• **EXERCISE**
In the records below, count every line containing "但作为他们的家属而言". Reply with the number only.

***

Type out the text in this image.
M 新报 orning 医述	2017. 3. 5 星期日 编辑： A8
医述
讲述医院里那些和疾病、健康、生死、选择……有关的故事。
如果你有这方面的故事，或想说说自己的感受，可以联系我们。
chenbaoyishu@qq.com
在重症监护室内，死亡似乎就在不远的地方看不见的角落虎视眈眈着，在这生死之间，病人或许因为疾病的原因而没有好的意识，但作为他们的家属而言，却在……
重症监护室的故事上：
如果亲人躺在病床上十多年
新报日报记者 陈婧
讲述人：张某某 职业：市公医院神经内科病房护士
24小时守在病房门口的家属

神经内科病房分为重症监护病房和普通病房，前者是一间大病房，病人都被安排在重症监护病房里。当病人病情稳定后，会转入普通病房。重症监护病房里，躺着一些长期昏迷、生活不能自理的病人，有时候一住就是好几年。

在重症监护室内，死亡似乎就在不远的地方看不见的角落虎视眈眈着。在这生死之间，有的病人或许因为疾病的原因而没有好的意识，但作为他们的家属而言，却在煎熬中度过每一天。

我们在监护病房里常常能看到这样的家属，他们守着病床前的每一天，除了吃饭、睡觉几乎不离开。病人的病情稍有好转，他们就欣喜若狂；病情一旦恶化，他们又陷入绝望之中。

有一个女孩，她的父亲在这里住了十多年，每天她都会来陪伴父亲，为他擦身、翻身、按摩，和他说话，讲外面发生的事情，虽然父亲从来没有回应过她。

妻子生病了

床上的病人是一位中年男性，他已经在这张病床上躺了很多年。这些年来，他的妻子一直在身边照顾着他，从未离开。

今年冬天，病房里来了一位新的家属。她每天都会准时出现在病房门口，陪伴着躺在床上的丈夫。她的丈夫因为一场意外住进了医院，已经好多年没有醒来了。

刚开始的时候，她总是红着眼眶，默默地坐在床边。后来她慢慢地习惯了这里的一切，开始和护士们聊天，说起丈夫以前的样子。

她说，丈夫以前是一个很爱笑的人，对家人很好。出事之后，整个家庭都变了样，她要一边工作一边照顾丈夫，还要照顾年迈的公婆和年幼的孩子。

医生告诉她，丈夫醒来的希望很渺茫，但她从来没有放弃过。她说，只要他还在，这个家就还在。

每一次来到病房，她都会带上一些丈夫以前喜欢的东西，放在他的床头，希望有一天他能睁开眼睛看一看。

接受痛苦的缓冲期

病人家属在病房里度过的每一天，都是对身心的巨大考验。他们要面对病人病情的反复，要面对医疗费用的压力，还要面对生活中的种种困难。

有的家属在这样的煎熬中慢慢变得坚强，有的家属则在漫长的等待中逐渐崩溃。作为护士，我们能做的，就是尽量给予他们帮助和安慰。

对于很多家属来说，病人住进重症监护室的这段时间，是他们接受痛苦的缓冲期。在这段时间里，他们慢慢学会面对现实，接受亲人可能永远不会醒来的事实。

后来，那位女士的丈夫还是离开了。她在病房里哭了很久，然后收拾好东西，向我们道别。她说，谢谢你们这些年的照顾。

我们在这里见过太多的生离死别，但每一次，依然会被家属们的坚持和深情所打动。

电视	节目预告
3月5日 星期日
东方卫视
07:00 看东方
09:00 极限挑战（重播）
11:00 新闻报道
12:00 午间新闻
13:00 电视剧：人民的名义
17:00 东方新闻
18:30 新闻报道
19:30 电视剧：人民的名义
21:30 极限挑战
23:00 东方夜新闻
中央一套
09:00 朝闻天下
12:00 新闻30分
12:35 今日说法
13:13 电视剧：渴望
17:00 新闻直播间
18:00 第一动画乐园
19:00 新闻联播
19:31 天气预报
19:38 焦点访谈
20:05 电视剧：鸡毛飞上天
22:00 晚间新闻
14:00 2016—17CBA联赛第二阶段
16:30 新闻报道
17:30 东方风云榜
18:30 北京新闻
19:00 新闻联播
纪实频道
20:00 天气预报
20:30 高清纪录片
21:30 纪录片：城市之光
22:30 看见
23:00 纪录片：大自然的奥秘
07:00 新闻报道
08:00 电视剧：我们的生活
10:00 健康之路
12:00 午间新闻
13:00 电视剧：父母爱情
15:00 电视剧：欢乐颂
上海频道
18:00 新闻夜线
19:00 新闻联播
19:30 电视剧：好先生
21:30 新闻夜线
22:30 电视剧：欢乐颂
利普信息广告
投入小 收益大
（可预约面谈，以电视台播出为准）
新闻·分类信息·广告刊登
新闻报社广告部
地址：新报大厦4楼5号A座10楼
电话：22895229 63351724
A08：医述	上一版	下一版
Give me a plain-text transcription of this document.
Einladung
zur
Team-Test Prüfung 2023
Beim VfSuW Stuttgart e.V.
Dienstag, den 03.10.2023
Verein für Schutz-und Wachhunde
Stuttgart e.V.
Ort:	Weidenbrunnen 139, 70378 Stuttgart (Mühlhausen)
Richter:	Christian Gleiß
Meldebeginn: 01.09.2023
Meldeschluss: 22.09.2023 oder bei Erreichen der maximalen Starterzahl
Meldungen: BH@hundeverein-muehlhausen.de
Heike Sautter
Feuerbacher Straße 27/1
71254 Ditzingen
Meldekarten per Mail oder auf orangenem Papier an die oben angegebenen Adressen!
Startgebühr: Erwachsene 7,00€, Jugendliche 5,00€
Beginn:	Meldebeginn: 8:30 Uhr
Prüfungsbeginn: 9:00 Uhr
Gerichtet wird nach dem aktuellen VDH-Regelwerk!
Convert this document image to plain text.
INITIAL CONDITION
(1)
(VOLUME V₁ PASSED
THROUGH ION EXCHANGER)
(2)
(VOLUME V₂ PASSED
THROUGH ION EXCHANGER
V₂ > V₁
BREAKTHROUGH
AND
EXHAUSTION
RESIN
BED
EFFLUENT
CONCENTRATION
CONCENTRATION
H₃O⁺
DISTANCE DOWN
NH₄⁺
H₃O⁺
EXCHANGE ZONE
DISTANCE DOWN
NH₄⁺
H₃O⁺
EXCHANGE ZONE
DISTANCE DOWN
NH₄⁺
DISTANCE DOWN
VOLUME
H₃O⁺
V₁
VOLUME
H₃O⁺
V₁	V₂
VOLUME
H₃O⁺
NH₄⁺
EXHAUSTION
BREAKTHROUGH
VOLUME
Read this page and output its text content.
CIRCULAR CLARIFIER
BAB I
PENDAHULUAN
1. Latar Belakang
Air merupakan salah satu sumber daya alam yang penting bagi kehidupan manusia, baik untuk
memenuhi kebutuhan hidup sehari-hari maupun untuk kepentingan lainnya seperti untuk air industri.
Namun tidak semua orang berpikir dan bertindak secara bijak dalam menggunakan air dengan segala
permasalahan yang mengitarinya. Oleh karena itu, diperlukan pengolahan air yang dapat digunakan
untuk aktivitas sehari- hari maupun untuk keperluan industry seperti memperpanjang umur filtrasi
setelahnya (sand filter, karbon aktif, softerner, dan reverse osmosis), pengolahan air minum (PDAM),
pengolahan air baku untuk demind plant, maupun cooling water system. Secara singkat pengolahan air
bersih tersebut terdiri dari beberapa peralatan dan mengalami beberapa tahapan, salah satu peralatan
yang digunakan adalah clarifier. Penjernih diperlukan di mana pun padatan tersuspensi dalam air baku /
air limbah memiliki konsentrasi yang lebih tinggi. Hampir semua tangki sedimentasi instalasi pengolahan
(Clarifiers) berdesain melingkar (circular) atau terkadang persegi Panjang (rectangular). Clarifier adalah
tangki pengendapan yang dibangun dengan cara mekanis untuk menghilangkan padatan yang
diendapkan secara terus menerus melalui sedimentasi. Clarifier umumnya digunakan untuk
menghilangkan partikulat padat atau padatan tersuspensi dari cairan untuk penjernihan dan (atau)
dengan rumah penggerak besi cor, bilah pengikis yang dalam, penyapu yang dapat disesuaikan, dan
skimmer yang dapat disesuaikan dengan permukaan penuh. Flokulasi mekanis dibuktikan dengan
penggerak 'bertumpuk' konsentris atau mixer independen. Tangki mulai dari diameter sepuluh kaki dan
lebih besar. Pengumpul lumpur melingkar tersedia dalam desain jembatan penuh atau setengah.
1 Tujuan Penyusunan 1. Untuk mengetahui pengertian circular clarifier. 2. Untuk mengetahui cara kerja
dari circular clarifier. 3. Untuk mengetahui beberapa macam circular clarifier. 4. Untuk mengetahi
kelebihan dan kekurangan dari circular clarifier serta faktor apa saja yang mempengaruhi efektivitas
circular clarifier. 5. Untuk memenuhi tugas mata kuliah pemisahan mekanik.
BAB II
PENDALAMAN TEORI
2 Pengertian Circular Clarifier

***

• **ANSWER TO THIS EXERCISE**
2